— Data for this exercise —

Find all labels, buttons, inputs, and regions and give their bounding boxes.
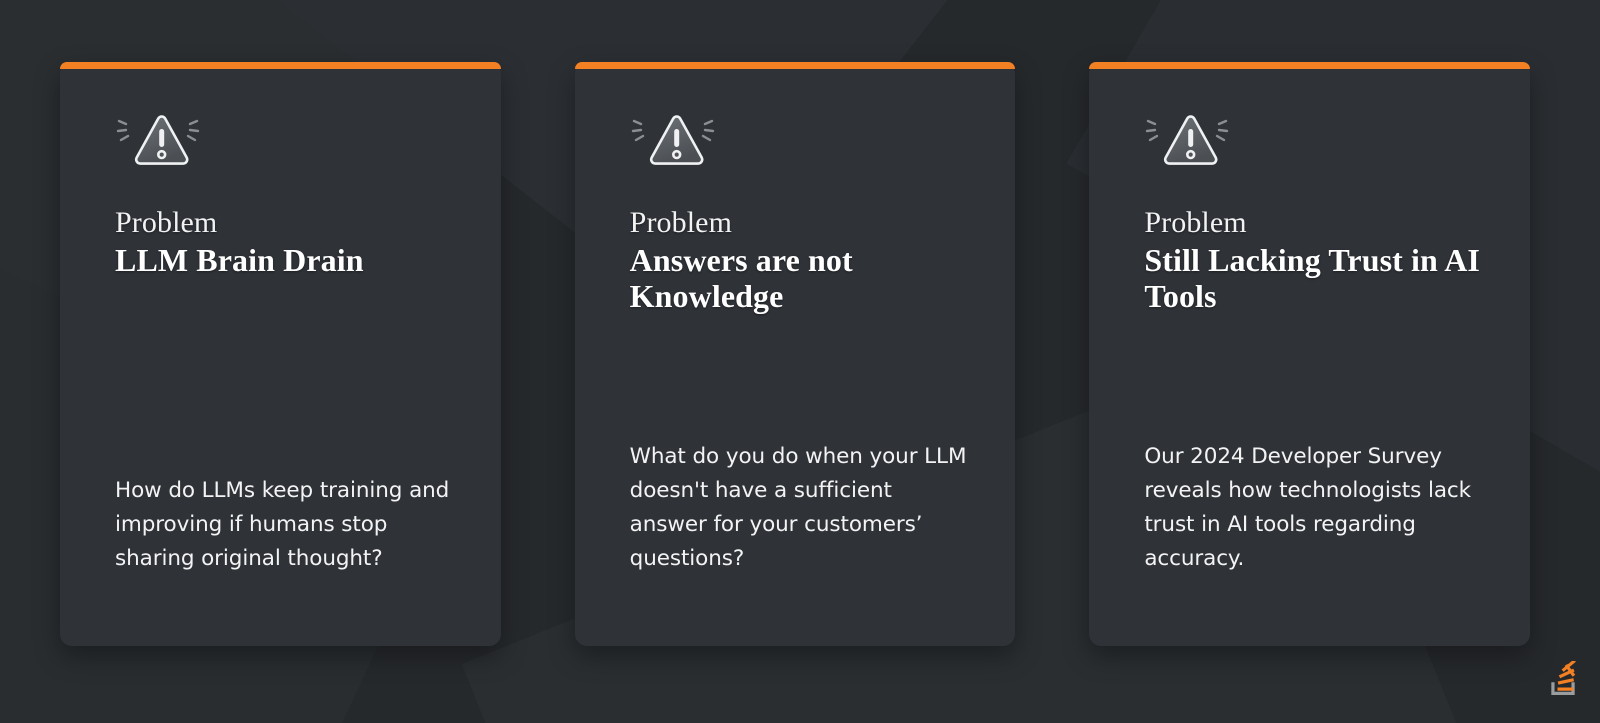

---

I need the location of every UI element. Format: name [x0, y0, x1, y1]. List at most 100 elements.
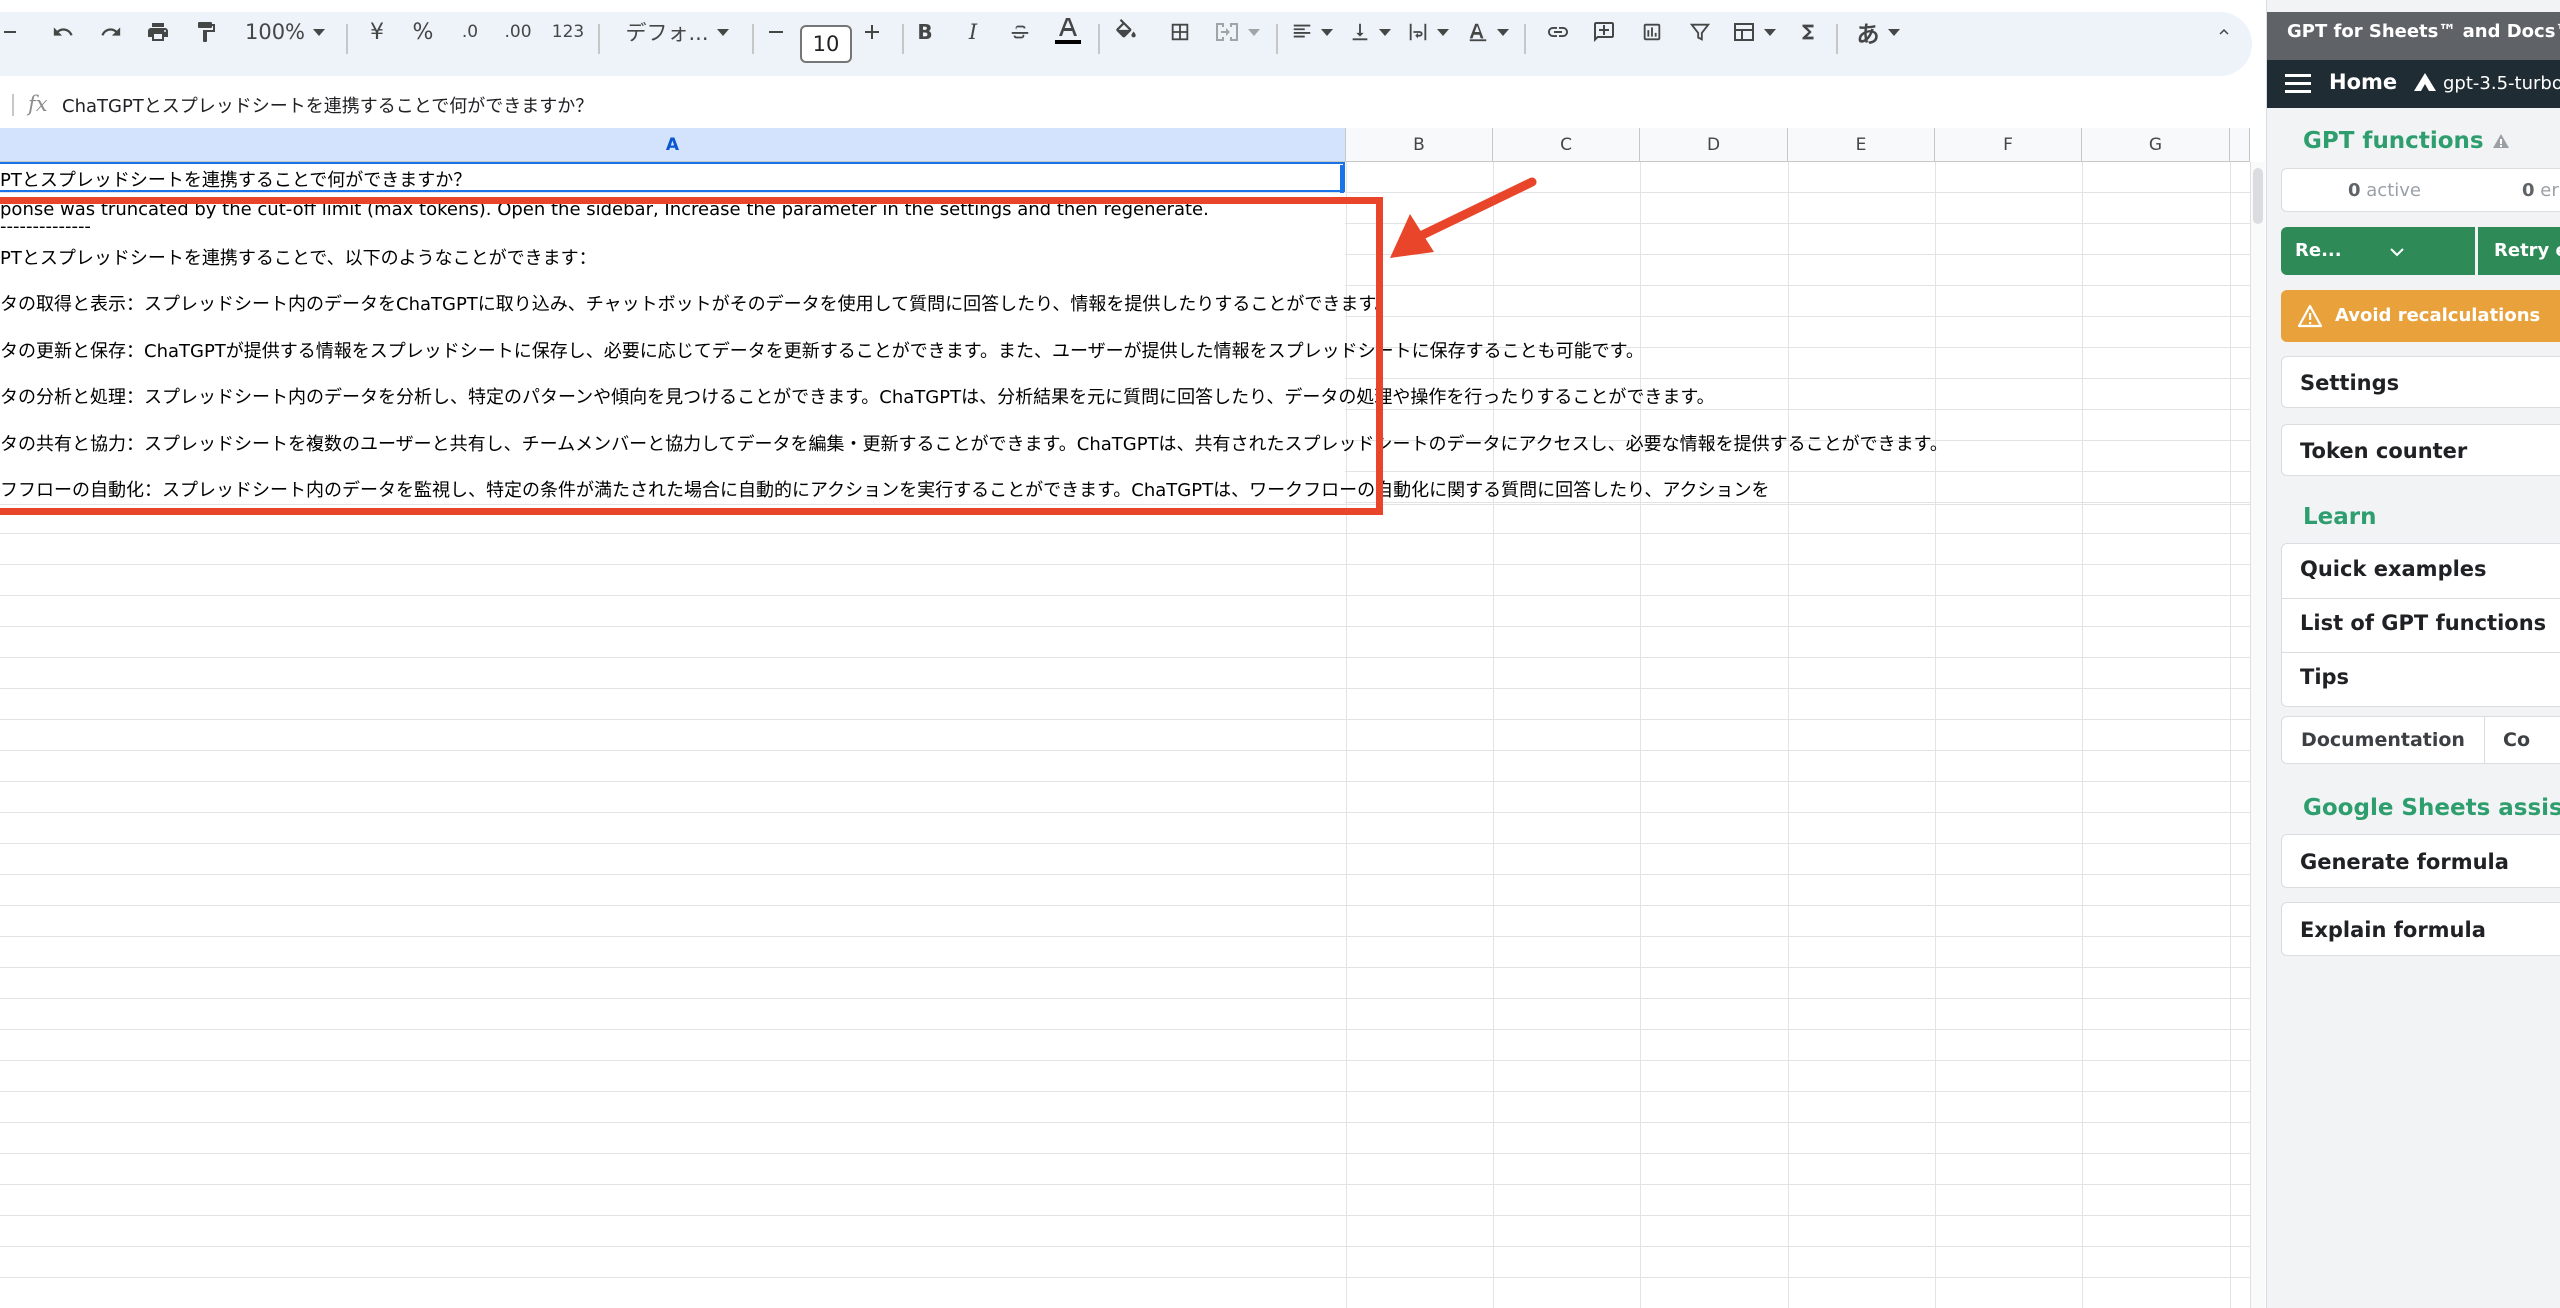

--

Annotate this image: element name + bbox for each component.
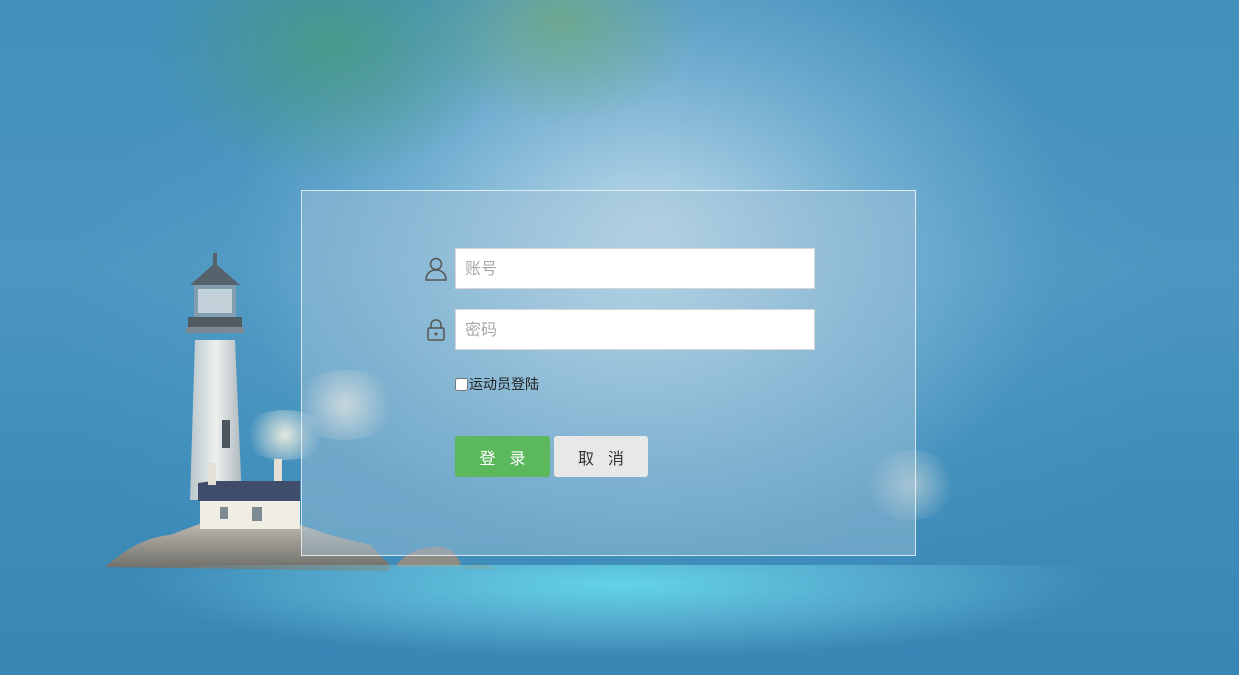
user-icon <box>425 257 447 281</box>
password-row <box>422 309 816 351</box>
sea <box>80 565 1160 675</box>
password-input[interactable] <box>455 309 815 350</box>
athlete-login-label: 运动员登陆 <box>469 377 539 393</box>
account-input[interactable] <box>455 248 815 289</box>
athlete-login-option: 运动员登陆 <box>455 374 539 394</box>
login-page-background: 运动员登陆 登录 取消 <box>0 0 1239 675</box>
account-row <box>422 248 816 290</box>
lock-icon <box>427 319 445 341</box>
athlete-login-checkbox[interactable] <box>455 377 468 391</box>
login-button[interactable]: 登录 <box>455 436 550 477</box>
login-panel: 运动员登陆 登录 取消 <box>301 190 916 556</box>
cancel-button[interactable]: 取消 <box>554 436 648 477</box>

— Exercise —
Change "password" to "passcode" in everything from the line containing "Annotate this image: element" down to the line containing "password-input[interactable] <box>455 309", and give those lines back with nothing else altered. Leave the pictures out.

— Finished answer —
Annotate this image: element name + bbox for each component.
user-icon <box>425 257 447 281</box>
passcode-row <box>422 309 816 351</box>
sea <box>80 565 1160 675</box>
passcode-input[interactable] <box>455 309 815 350</box>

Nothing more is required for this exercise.